### Given entries
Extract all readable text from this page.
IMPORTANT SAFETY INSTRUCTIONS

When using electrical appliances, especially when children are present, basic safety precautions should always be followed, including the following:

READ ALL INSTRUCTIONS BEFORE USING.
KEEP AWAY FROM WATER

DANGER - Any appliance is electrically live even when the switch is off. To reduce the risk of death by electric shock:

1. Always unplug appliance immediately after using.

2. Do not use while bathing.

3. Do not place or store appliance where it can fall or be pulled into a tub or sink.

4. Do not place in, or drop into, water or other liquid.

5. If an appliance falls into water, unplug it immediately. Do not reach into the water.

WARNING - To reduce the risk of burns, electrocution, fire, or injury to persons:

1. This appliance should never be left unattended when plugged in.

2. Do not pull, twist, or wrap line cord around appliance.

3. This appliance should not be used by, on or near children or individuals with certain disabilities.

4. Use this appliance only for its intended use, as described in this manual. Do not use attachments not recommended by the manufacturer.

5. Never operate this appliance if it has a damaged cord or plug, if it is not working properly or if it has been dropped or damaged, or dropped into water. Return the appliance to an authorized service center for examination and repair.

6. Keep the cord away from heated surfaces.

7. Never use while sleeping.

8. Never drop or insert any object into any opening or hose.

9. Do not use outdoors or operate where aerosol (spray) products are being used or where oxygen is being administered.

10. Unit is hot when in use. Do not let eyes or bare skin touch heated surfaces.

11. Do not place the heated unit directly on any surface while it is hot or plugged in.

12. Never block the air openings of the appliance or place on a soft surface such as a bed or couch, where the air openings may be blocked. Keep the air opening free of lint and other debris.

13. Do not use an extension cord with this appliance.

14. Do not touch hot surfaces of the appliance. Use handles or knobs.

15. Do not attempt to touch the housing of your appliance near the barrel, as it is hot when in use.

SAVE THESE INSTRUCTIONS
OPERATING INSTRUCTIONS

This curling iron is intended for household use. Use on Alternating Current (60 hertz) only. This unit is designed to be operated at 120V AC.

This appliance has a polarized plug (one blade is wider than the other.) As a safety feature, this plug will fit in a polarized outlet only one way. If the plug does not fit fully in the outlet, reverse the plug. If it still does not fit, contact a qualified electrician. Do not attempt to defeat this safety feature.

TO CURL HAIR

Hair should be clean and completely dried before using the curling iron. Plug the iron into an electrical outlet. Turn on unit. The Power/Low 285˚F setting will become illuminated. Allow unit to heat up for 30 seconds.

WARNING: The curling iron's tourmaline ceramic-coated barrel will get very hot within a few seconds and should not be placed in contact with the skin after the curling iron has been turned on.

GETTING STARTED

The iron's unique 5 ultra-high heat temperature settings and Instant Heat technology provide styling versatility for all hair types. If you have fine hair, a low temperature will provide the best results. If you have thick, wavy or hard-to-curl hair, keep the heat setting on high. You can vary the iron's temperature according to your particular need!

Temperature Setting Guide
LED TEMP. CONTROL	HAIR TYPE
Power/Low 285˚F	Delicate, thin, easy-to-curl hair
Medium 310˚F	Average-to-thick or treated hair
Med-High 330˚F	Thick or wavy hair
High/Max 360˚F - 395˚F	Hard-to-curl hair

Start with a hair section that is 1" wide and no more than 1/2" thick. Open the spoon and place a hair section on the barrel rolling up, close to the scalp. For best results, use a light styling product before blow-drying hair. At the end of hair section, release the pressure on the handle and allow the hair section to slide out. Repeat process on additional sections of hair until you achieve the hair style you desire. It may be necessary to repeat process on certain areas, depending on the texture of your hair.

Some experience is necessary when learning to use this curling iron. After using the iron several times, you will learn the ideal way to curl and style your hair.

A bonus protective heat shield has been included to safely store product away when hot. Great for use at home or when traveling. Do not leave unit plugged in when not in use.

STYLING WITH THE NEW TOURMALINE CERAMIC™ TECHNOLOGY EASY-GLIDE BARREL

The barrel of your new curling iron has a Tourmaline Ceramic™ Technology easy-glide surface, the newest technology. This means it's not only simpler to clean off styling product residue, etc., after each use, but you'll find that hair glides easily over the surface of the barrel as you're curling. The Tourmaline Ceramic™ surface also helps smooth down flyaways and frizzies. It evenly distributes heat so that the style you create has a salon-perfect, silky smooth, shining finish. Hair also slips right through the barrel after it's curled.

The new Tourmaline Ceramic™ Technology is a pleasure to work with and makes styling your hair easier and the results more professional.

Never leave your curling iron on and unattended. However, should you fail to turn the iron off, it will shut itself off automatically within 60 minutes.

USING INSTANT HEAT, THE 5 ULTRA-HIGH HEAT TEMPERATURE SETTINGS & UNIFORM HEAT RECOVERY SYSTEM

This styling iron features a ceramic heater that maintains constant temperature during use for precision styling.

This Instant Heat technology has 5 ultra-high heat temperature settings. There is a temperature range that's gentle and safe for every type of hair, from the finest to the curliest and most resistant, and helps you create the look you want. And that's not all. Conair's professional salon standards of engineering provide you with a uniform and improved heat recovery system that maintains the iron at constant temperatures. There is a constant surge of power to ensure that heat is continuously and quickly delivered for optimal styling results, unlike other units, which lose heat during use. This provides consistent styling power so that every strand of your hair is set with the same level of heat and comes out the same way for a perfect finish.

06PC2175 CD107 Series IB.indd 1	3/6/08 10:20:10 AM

### Exercise task
Transcribe all of the material exactly. Omit nothing.

### Task output
Extract all readable text from this page.
IMPORTANT SAFETY INSTRUCTIONS

When using electrical appliances, especially when children are present, basic safety precautions should always be followed, including the following:

READ ALL INSTRUCTIONS BEFORE USING.
KEEP AWAY FROM WATER

DANGER - Any appliance is electrically live even when the switch is off. To reduce the risk of death by electric shock:

1. Always unplug appliance immediately after using.

2. Do not use while bathing.

3. Do not place or store appliance where it can fall or be pulled into a tub or sink.

4. Do not place in, or drop into, water or other liquid.

5. If an appliance falls into water, unplug it immediately. Do not reach into the water.

WARNING - To reduce the risk of burns, electrocution, fire, or injury to persons:

1. This appliance should never be left unattended when plugged in.

2. Do not pull, twist, or wrap line cord around appliance.

3. This appliance should not be used by, on or near children or individuals with certain disabilities.

4. Use this appliance only for its intended use, as described in this manual. Do not use attachments not recommended by the manufacturer.

5. Never operate this appliance if it has a damaged cord or plug, if it is not working properly or if it has been dropped or damaged, or dropped into water. Return the appliance to an authorized service center for examination and repair.

6. Keep the cord away from heated surfaces.

7. Never use while sleeping.

8. Never drop or insert any object into any opening or hose.

9. Do not use outdoors or operate where aerosol (spray) products are being used or where oxygen is being administered.

10. Unit is hot when in use. Do not let eyes or bare skin touch heated surfaces.

11. Do not place the heated unit directly on any surface while it is hot or plugged in.

12. Never block the air openings of the appliance or place on a soft surface such as a bed or couch, where the air openings may be blocked. Keep the air opening free of lint and other debris.

13. Do not use an extension cord with this appliance.

14. Do not touch hot surfaces of the appliance. Use handles or knobs.

15. Do not attempt to touch the housing of your appliance near the barrel, as it is hot when in use.

SAVE THESE INSTRUCTIONS
OPERATING INSTRUCTIONS

This curling iron is intended for household use. Use on Alternating Current (60 hertz) only. This unit is designed to be operated at 120V AC.

This appliance has a polarized plug (one blade is wider than the other.) As a safety feature, this plug will fit in a polarized outlet only one way. If the plug does not fit fully in the outlet, reverse the plug. If it still does not fit, contact a qualified electrician. Do not attempt to defeat this safety feature.

TO CURL HAIR

Hair should be clean and completely dried before using the curling iron. Plug the iron into an electrical outlet. Turn on unit. The Power/Low 285˚F setting will become illuminated. Allow unit to heat up for 30 seconds.

WARNING: The curling iron's tourmaline ceramic-coated barrel will get very hot within a few seconds and should not be placed in contact with the skin after the curling iron has been turned on.

GETTING STARTED

The iron's unique 5 ultra-high heat temperature settings and Instant Heat technology provide styling versatility for all hair types. If you have fine hair, a low temperature will provide the best results. If you have thick, wavy or hard-to-curl hair, keep the heat setting on high. You can vary the iron's temperature according to your particular need!

Temperature Setting Guide
LED TEMP. CONTROL	HAIR TYPE
Power/Low 285˚F	Delicate, thin, easy-to-curl hair
Medium 310˚F	Average-to-thick or treated hair
Med-High 330˚F	Thick or wavy hair
High/Max 360˚F - 395˚F	Hard-to-curl hair

Start with a hair section that is 1" wide and no more than 1/2" thick. Open the spoon and place a hair section on the barrel rolling up, close to the scalp. For best results, use a light styling product before blow-drying hair. At the end of hair section, release the pressure on the handle and allow the hair section to slide out. Repeat process on additional sections of hair until you achieve the hair style you desire. It may be necessary to repeat process on certain areas, depending on the texture of your hair.

Some experience is necessary when learning to use this curling iron. After using the iron several times, you will learn the ideal way to curl and style your hair.

A bonus protective heat shield has been included to safely store product away when hot. Great for use at home or when traveling. Do not leave unit plugged in when not in use.

STYLING WITH THE NEW TOURMALINE CERAMIC™ TECHNOLOGY EASY-GLIDE BARREL

The barrel of your new curling iron has a Tourmaline Ceramic™ Technology easy-glide surface, the newest technology. This means it's not only simpler to clean off styling product residue, etc., after each use, but you'll find that hair glides easily over the surface of the barrel as you're curling. The Tourmaline Ceramic™ surface also helps smooth down flyaways and frizzies. It evenly distributes heat so that the style you create has a salon-perfect, silky smooth, shining finish. Hair also slips right through the barrel after it's curled.

The new Tourmaline Ceramic™ Technology is a pleasure to work with and makes styling your hair easier and the results more professional.

Never leave your curling iron on and unattended. However, should you fail to turn the iron off, it will shut itself off automatically within 60 minutes.

USING INSTANT HEAT, THE 5 ULTRA-HIGH HEAT TEMPERATURE SETTINGS & UNIFORM HEAT RECOVERY SYSTEM

This styling iron features a ceramic heater that maintains constant temperature during use for precision styling.

This Instant Heat technology has 5 ultra-high heat temperature settings. There is a temperature range that's gentle and safe for every type of hair, from the finest to the curliest and most resistant, and helps you create the look you want. And that's not all. Conair's professional salon standards of engineering provide you with a uniform and improved heat recovery system that maintains the iron at constant temperatures. There is a constant surge of power to ensure that heat is continuously and quickly delivered for optimal styling results, unlike other units, which lose heat during use. This provides consistent styling power so that every strand of your hair is set with the same level of heat and comes out the same way for a perfect finish.

06PC2175 CD107 Series IB.indd 1	3/6/08 10:20:10 AM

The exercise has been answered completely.